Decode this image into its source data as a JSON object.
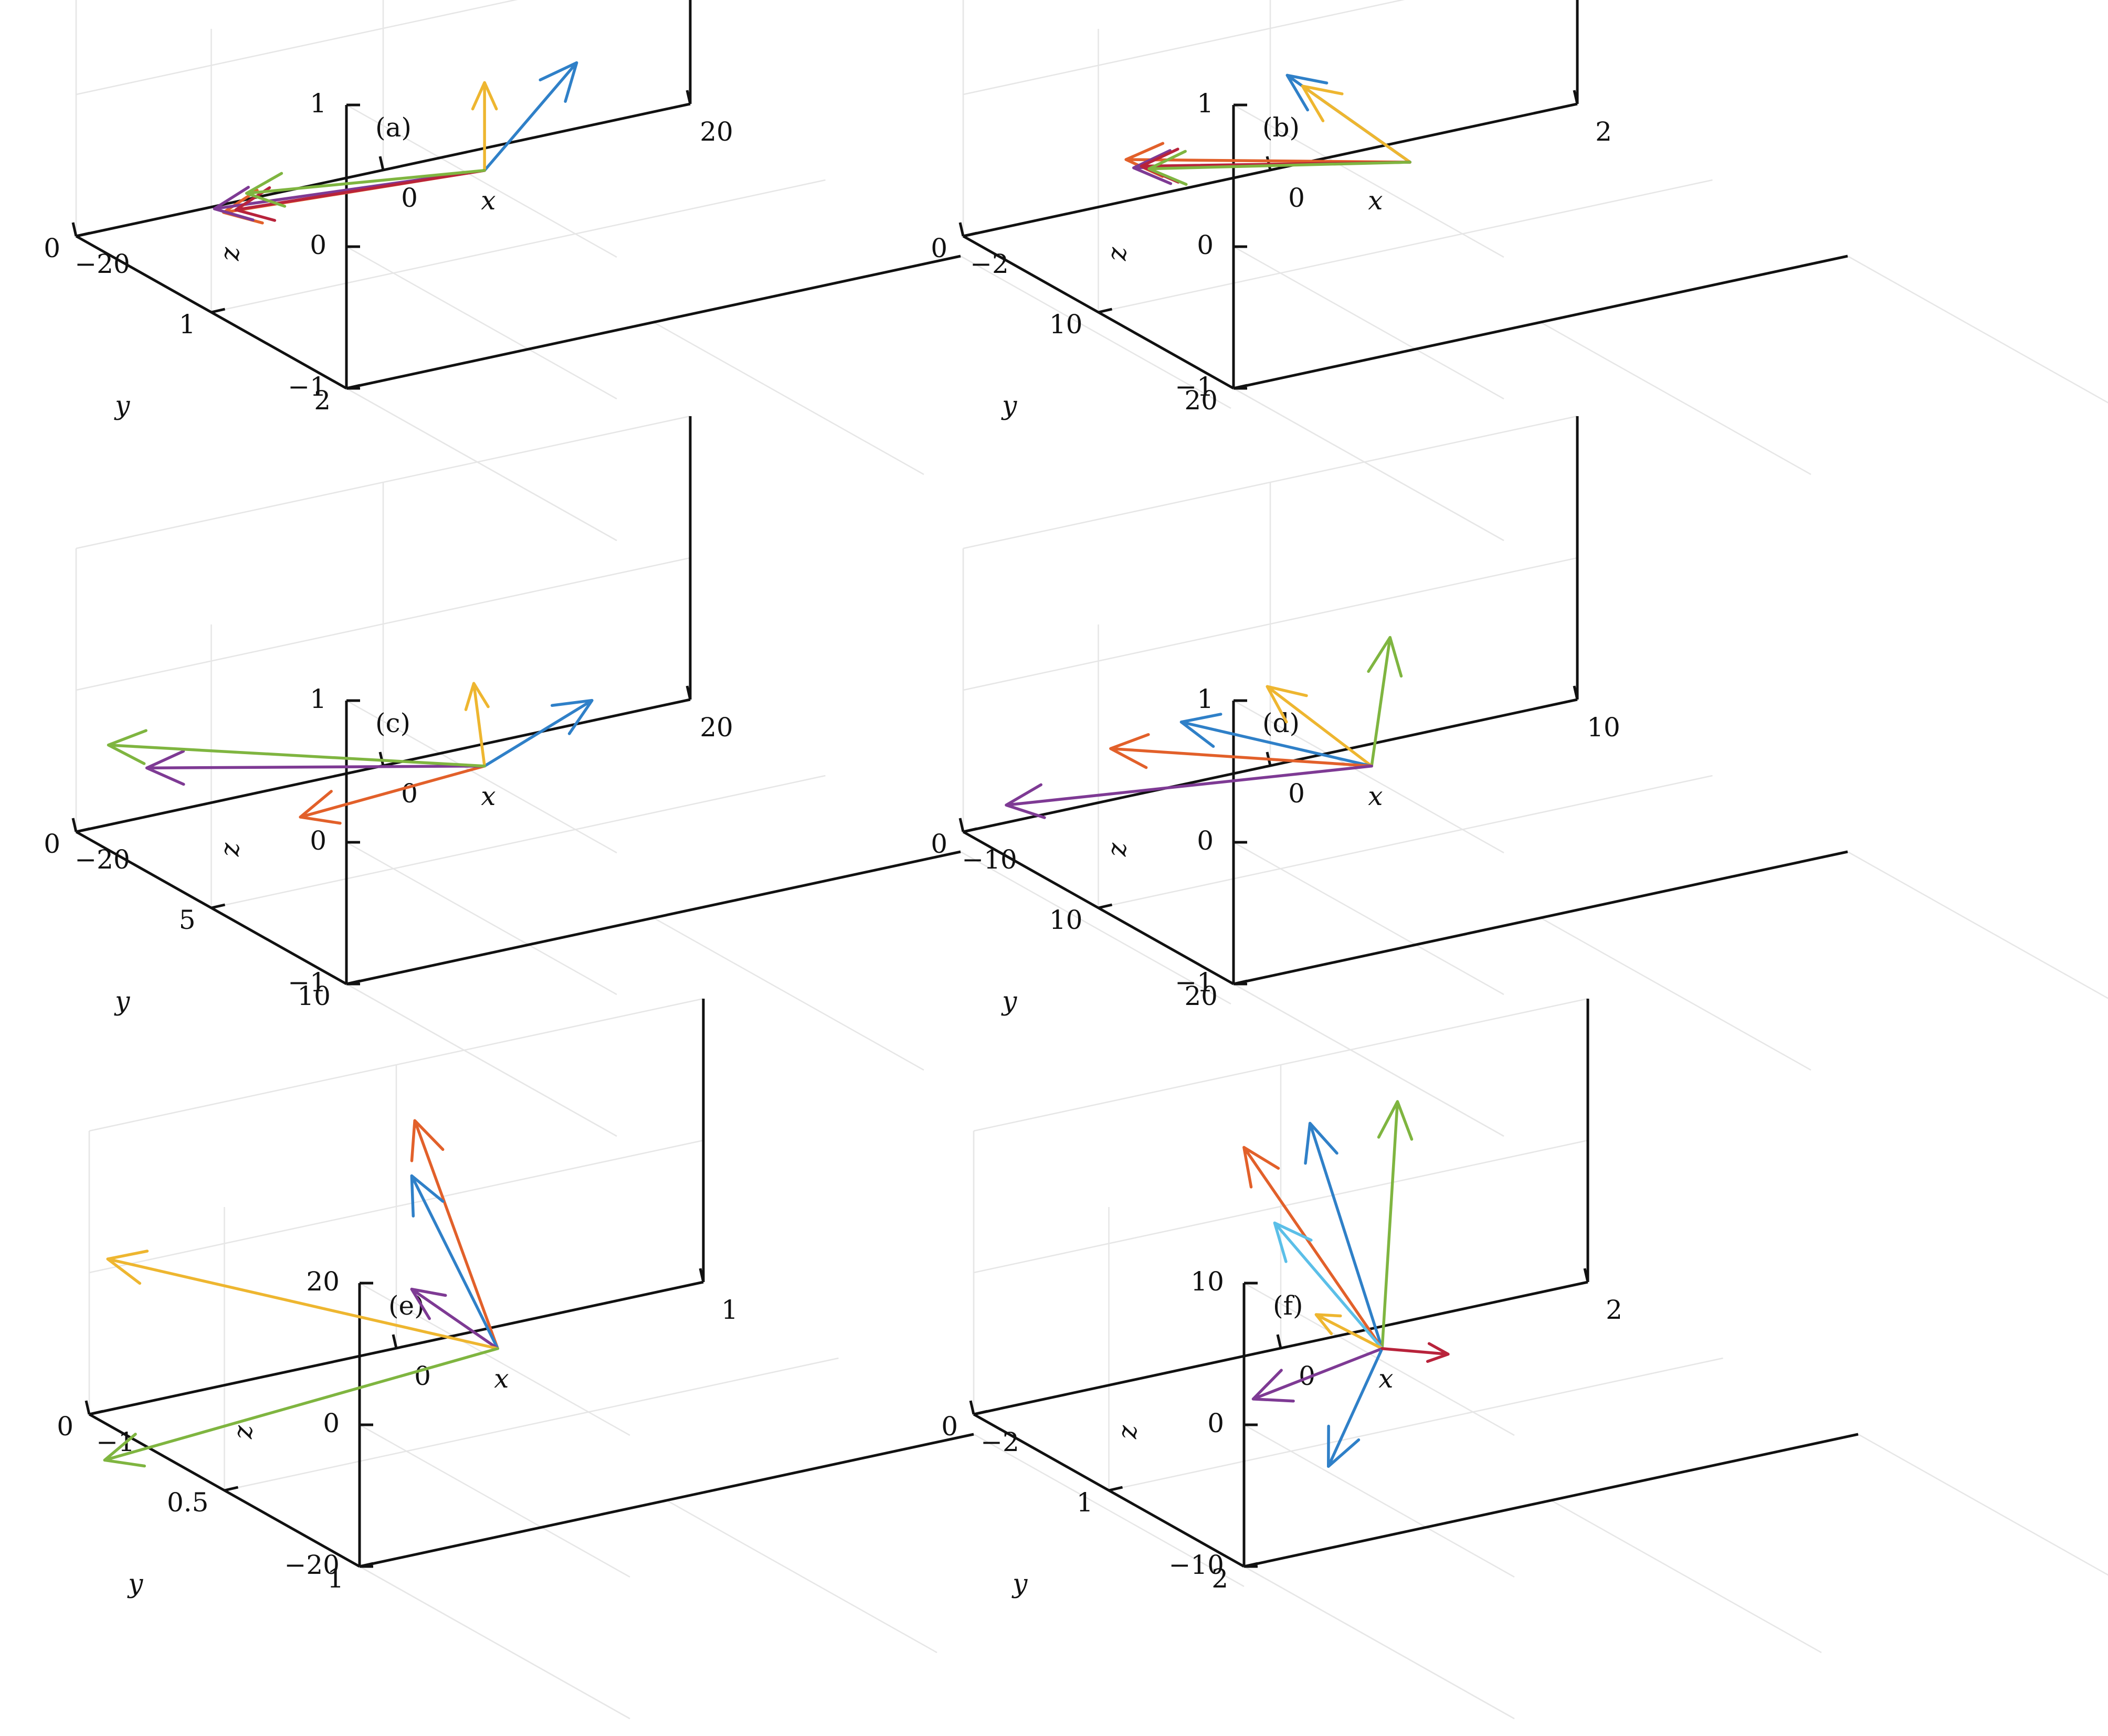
{
  "colors": {
    "blue": "#2f80c8",
    "orange": "#e2602a",
    "yellow": "#eeb630",
    "purple": "#7e3a94",
    "green": "#7fb540",
    "cyan": "#5bbfe8",
    "red": "#b8233b"
  },
  "chart_data": [
    {
      "type": "quiver3d",
      "panel_label": "(a)",
      "xlabel": "x",
      "ylabel": "y",
      "zlabel": "z",
      "xlim": [
        -20,
        20
      ],
      "ylim": [
        0,
        2
      ],
      "zlim": [
        -1,
        1
      ],
      "xticks": [
        -20,
        0,
        20
      ],
      "xtick_labels": [
        "−20",
        "0",
        "20"
      ],
      "yticks": [
        0,
        1,
        2
      ],
      "ytick_labels": [
        "0",
        "1",
        "2"
      ],
      "zticks": [
        -1,
        0,
        1
      ],
      "ztick_labels": [
        "−1",
        "0",
        "1"
      ],
      "origin": [
        0,
        0.75,
        -0.6
      ],
      "vectors": [
        {
          "color": "blue",
          "d": [
            6,
            0,
            0.62
          ]
        },
        {
          "color": "yellow",
          "d": [
            0,
            0,
            0.62
          ]
        },
        {
          "color": "orange",
          "d": [
            -17,
            0,
            0.1
          ]
        },
        {
          "color": "purple",
          "d": [
            -17.6,
            0,
            0.14
          ]
        },
        {
          "color": "red",
          "d": [
            -16.2,
            0,
            0.1
          ]
        },
        {
          "color": "green",
          "d": [
            -15.5,
            0,
            0.2
          ]
        }
      ]
    },
    {
      "type": "quiver3d",
      "panel_label": "(b)",
      "xlabel": "x",
      "ylabel": "y",
      "zlabel": "z",
      "xlim": [
        -2,
        2
      ],
      "ylim": [
        0,
        20
      ],
      "zlim": [
        -1,
        1
      ],
      "xticks": [
        -2,
        0,
        2
      ],
      "xtick_labels": [
        "−2",
        "0",
        "2"
      ],
      "yticks": [
        0,
        10,
        20
      ],
      "ytick_labels": [
        "0",
        "10",
        "20"
      ],
      "zticks": [
        -1,
        0,
        1
      ],
      "ztick_labels": [
        "−1",
        "0",
        "1"
      ],
      "origin": [
        0.25,
        7.5,
        -0.6
      ],
      "vectors": [
        {
          "color": "blue",
          "d": [
            -0.8,
            0,
            0.8
          ]
        },
        {
          "color": "yellow",
          "d": [
            -0.7,
            0,
            0.7
          ]
        },
        {
          "color": "orange",
          "d": [
            -1.85,
            0,
            0.45
          ]
        },
        {
          "color": "purple",
          "d": [
            -1.8,
            0,
            0.38
          ]
        },
        {
          "color": "red",
          "d": [
            -1.75,
            0,
            0.38
          ]
        },
        {
          "color": "green",
          "d": [
            -1.7,
            0,
            0.35
          ]
        }
      ]
    },
    {
      "type": "quiver3d",
      "panel_label": "(c)",
      "xlabel": "x",
      "ylabel": "y",
      "zlabel": "z",
      "xlim": [
        -20,
        20
      ],
      "ylim": [
        0,
        10
      ],
      "zlim": [
        -1,
        1
      ],
      "xticks": [
        -20,
        0,
        20
      ],
      "xtick_labels": [
        "−20",
        "0",
        "20"
      ],
      "yticks": [
        0,
        5,
        10
      ],
      "ytick_labels": [
        "0",
        "5",
        "10"
      ],
      "zticks": [
        -1,
        0,
        1
      ],
      "ztick_labels": [
        "−1",
        "0",
        "1"
      ],
      "origin": [
        0,
        3.75,
        -0.6
      ],
      "vectors": [
        {
          "color": "blue",
          "d": [
            7,
            0,
            0.3
          ]
        },
        {
          "color": "yellow",
          "d": [
            -0.7,
            0,
            0.6
          ]
        },
        {
          "color": "orange",
          "d": [
            -12,
            0,
            -0.08
          ]
        },
        {
          "color": "purple",
          "d": [
            -22,
            0,
            0.5
          ]
        },
        {
          "color": "green",
          "d": [
            -24.5,
            0,
            0.72
          ]
        }
      ]
    },
    {
      "type": "quiver3d",
      "panel_label": "(d)",
      "xlabel": "x",
      "ylabel": "y",
      "zlabel": "z",
      "xlim": [
        -10,
        10
      ],
      "ylim": [
        0,
        20
      ],
      "zlim": [
        -1,
        1
      ],
      "xticks": [
        -10,
        0,
        10
      ],
      "xtick_labels": [
        "−10",
        "0",
        "10"
      ],
      "yticks": [
        0,
        10,
        20
      ],
      "ytick_labels": [
        "0",
        "10",
        "20"
      ],
      "zticks": [
        -1,
        0,
        1
      ],
      "ztick_labels": [
        "−1",
        "0",
        "1"
      ],
      "origin": [
        0,
        7.5,
        -0.6
      ],
      "vectors": [
        {
          "color": "green",
          "d": [
            0.6,
            0,
            0.88
          ]
        },
        {
          "color": "yellow",
          "d": [
            -3.4,
            0,
            0.72
          ]
        },
        {
          "color": "blue",
          "d": [
            -6.2,
            0,
            0.6
          ]
        },
        {
          "color": "orange",
          "d": [
            -8.5,
            0,
            0.52
          ]
        },
        {
          "color": "purple",
          "d": [
            -11.9,
            0,
            0.28
          ]
        }
      ]
    },
    {
      "type": "quiver3d",
      "panel_label": "(e)",
      "xlabel": "x",
      "ylabel": "y",
      "zlabel": "z",
      "xlim": [
        -1,
        1
      ],
      "ylim": [
        0,
        1
      ],
      "zlim": [
        -20,
        20
      ],
      "xticks": [
        -1,
        0,
        1
      ],
      "xtick_labels": [
        "−1",
        "0",
        "1"
      ],
      "yticks": [
        0,
        0.5,
        1
      ],
      "ytick_labels": [
        "0",
        "0.5",
        "1"
      ],
      "zticks": [
        -20,
        0,
        20
      ],
      "ztick_labels": [
        "−20",
        "0",
        "20"
      ],
      "origin": [
        0,
        0.375,
        -12
      ],
      "vectors": [
        {
          "color": "orange",
          "d": [
            -0.27,
            0,
            34.7
          ]
        },
        {
          "color": "blue",
          "d": [
            -0.28,
            0,
            27
          ]
        },
        {
          "color": "purple",
          "d": [
            -0.28,
            0,
            11
          ]
        },
        {
          "color": "yellow",
          "d": [
            -1.27,
            0,
            24.5
          ]
        },
        {
          "color": "green",
          "d": [
            -1.28,
            0,
            -3.8
          ]
        }
      ]
    },
    {
      "type": "quiver3d",
      "panel_label": "(f)",
      "xlabel": "x",
      "ylabel": "y",
      "zlabel": "z",
      "xlim": [
        -2,
        2
      ],
      "ylim": [
        0,
        2
      ],
      "zlim": [
        -10,
        10
      ],
      "xticks": [
        -2,
        0,
        2
      ],
      "xtick_labels": [
        "−2",
        "0",
        "2"
      ],
      "yticks": [
        0,
        1,
        2
      ],
      "ytick_labels": [
        "0",
        "1",
        "2"
      ],
      "zticks": [
        -10,
        0,
        10
      ],
      "ztick_labels": [
        "−10",
        "0",
        "10"
      ],
      "origin": [
        0,
        0.75,
        -6
      ],
      "vectors": [
        {
          "color": "blue",
          "d": [
            -0.47,
            0,
            17
          ]
        },
        {
          "color": "green",
          "d": [
            0.1,
            0,
            17.2
          ]
        },
        {
          "color": "orange",
          "d": [
            -0.9,
            0,
            16.3
          ]
        },
        {
          "color": "cyan",
          "d": [
            -0.7,
            0,
            10.5
          ]
        },
        {
          "color": "yellow",
          "d": [
            -0.43,
            0,
            3.4
          ]
        },
        {
          "color": "purple",
          "d": [
            -0.84,
            0,
            -1.6
          ]
        },
        {
          "color": "blue",
          "d": [
            -0.35,
            0,
            -7.5
          ]
        },
        {
          "color": "red",
          "d": [
            0.43,
            0,
            -1.4
          ]
        }
      ]
    }
  ]
}
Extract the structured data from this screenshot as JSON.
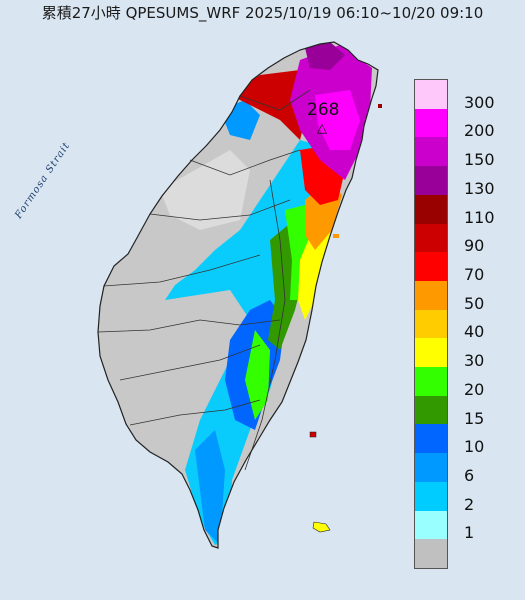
{
  "title": "累積27小時 QPESUMS_WRF 2025/10/19 06:10~10/20 09:10",
  "strait_label": "Formosa Strait",
  "max_value_label": "268",
  "max_marker_symbol": "△",
  "legend": {
    "entries": [
      {
        "label": "300",
        "color": "#ffc8fa"
      },
      {
        "label": "200",
        "color": "#ff00ff"
      },
      {
        "label": "150",
        "color": "#cc00cc"
      },
      {
        "label": "130",
        "color": "#990099"
      },
      {
        "label": "110",
        "color": "#990000"
      },
      {
        "label": "90",
        "color": "#cc0000"
      },
      {
        "label": "70",
        "color": "#ff0000"
      },
      {
        "label": "50",
        "color": "#ff9900"
      },
      {
        "label": "40",
        "color": "#ffcc00"
      },
      {
        "label": "30",
        "color": "#ffff00"
      },
      {
        "label": "20",
        "color": "#33ff00"
      },
      {
        "label": "15",
        "color": "#339900"
      },
      {
        "label": "10",
        "color": "#0066ff"
      },
      {
        "label": "6",
        "color": "#0099ff"
      },
      {
        "label": "2",
        "color": "#00ccff"
      },
      {
        "label": "1",
        "color": "#99ffff"
      },
      {
        "label": "",
        "color": "#c0c0c0"
      }
    ]
  },
  "colors": {
    "sea": "#d9e6f1",
    "land_dry": "#c8c8c8",
    "county_border": "#333333"
  }
}
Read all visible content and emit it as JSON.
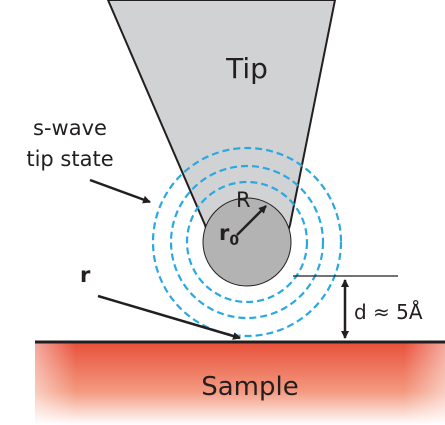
{
  "tip": {
    "label": "Tip"
  },
  "annotation": {
    "line1": "s-wave",
    "line2": "tip state"
  },
  "radius_label": "R",
  "center_label": {
    "base": "r",
    "subscript": "0"
  },
  "position_label": "r",
  "distance_label": "d ≈ 5Å",
  "sample": {
    "label": "Sample"
  }
}
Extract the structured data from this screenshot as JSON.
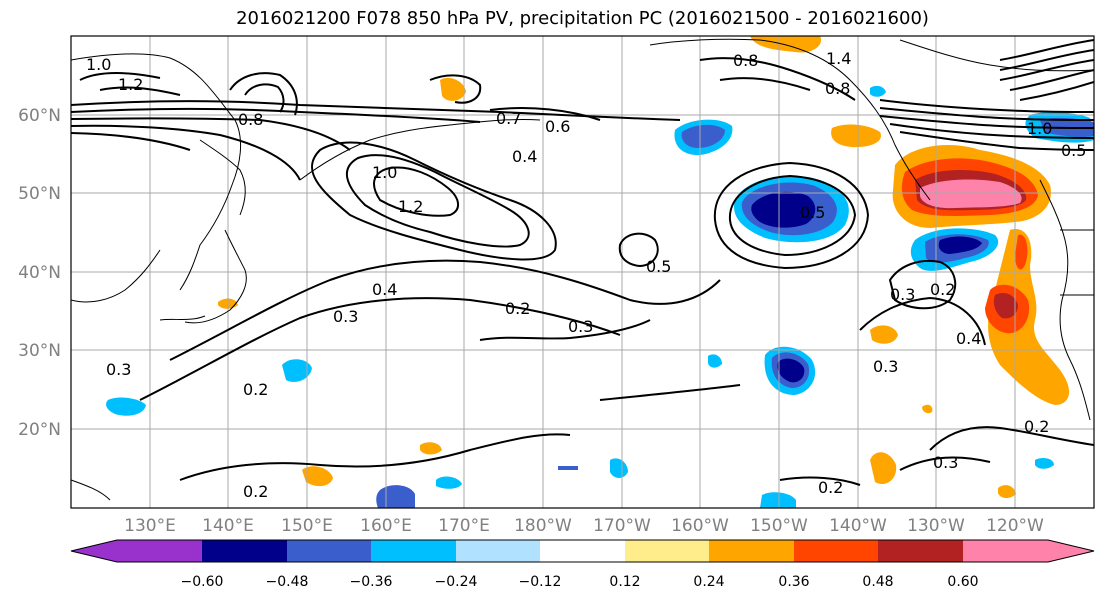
{
  "title": "2016021200 F078 850 hPa PV, precipitation PC (2016021500 - 2016021600)",
  "map": {
    "lon_labels": [
      "130°E",
      "140°E",
      "150°E",
      "160°E",
      "170°E",
      "180°W",
      "170°W",
      "160°W",
      "150°W",
      "140°W",
      "130°W",
      "120°W"
    ],
    "lat_labels": [
      "60°N",
      "50°N",
      "40°N",
      "30°N",
      "20°N"
    ],
    "grid": true
  },
  "contour_labels": [
    "1.0",
    "1.2",
    "0.8",
    "0.7",
    "0.6",
    "0.4",
    "1.0",
    "1.2",
    "0.5",
    "0.5",
    "0.4",
    "0.3",
    "0.2",
    "0.3",
    "0.2",
    "0.3",
    "0.2",
    "0.3",
    "0.2",
    "0.3",
    "0.2",
    "0.4",
    "0.3",
    "0.8",
    "1.4",
    "0.8",
    "1.0",
    "0.5"
  ],
  "colorbar": {
    "ticks": [
      "−0.60",
      "−0.48",
      "−0.36",
      "−0.24",
      "−0.12",
      "0.12",
      "0.24",
      "0.36",
      "0.48",
      "0.60"
    ],
    "colors": [
      "#9932cc",
      "#00008b",
      "#3a5fcd",
      "#00bfff",
      "#b0e2ff",
      "#ffffff",
      "#ffec8b",
      "#ffa500",
      "#ff4500",
      "#b22222",
      "#ff82ab"
    ]
  }
}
:::::
§ Problem
From the data, pick out every line that includes "JSON".

§ Exercise response
Decode this image into its source data as a JSON object.
Extract the structured data from this screenshot as JSON.
Read all visible content and emit it as JSON.
Extract the structured data from this screenshot as JSON.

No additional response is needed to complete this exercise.